AIM OF THE TASK:
Show each line of the data below that has the string "Multiplikation" in it.

══════════════════════════════

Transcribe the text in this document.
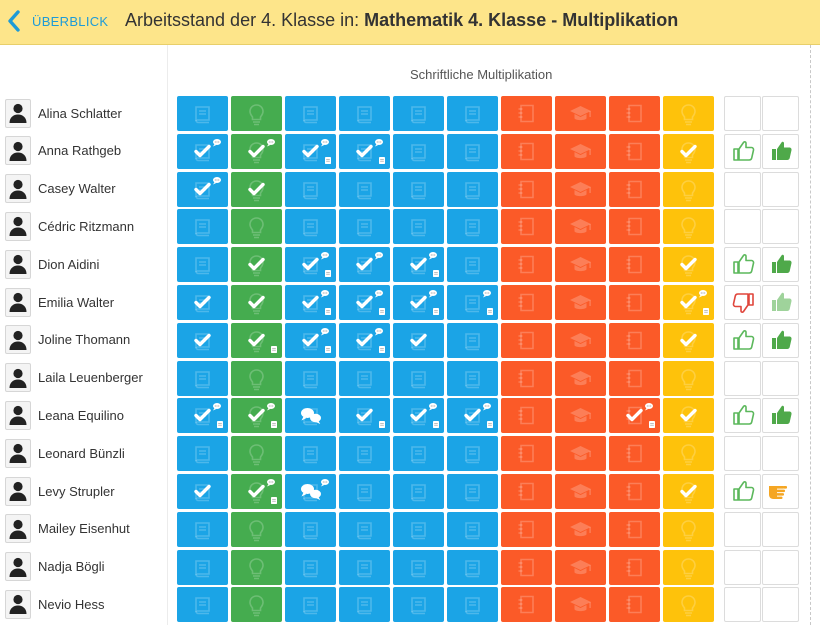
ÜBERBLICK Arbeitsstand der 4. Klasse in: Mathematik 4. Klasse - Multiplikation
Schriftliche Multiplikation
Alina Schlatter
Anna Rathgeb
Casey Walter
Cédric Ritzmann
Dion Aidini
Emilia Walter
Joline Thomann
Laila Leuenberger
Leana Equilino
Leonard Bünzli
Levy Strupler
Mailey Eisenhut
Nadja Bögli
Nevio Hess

══════════════════════════════

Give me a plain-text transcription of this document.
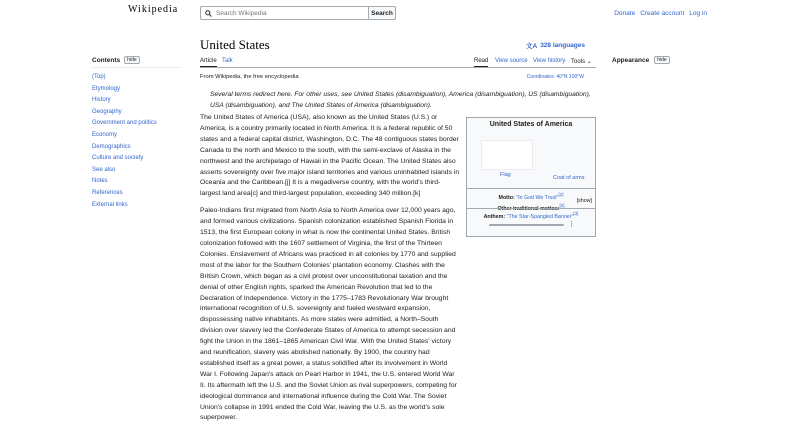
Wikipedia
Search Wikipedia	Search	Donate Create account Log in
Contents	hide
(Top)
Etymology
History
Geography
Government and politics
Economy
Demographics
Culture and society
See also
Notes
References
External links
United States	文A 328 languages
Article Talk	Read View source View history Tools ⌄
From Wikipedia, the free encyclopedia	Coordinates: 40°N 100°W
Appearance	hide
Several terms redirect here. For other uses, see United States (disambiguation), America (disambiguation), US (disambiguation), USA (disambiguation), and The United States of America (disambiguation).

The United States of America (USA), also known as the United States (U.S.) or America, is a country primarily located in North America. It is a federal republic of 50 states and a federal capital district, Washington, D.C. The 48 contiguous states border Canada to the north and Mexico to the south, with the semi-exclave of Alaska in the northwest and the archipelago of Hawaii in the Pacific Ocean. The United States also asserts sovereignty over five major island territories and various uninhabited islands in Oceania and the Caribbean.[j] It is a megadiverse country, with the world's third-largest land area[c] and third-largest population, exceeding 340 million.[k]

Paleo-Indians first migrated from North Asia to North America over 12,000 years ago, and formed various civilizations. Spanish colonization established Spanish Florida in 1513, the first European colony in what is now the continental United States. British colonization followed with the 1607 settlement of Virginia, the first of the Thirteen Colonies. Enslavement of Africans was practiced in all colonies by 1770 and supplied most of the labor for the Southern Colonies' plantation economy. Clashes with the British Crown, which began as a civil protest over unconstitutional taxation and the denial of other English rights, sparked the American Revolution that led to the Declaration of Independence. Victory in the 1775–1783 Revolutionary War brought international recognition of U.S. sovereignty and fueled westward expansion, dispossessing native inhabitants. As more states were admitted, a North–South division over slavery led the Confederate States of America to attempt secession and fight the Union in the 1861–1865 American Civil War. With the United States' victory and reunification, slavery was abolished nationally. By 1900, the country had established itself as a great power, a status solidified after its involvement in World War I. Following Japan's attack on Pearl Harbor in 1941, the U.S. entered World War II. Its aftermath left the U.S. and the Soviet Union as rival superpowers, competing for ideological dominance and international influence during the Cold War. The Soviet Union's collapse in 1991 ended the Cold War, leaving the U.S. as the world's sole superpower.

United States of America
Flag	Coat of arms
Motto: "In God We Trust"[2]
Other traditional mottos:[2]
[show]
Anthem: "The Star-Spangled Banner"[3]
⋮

══════════════════════════════

FULL OUTPUT:
ÜBERBLICK Arbeitsstand der 4. Klasse in: Mathematik 4. Klasse - Multiplikation
Schriftliche Multiplikation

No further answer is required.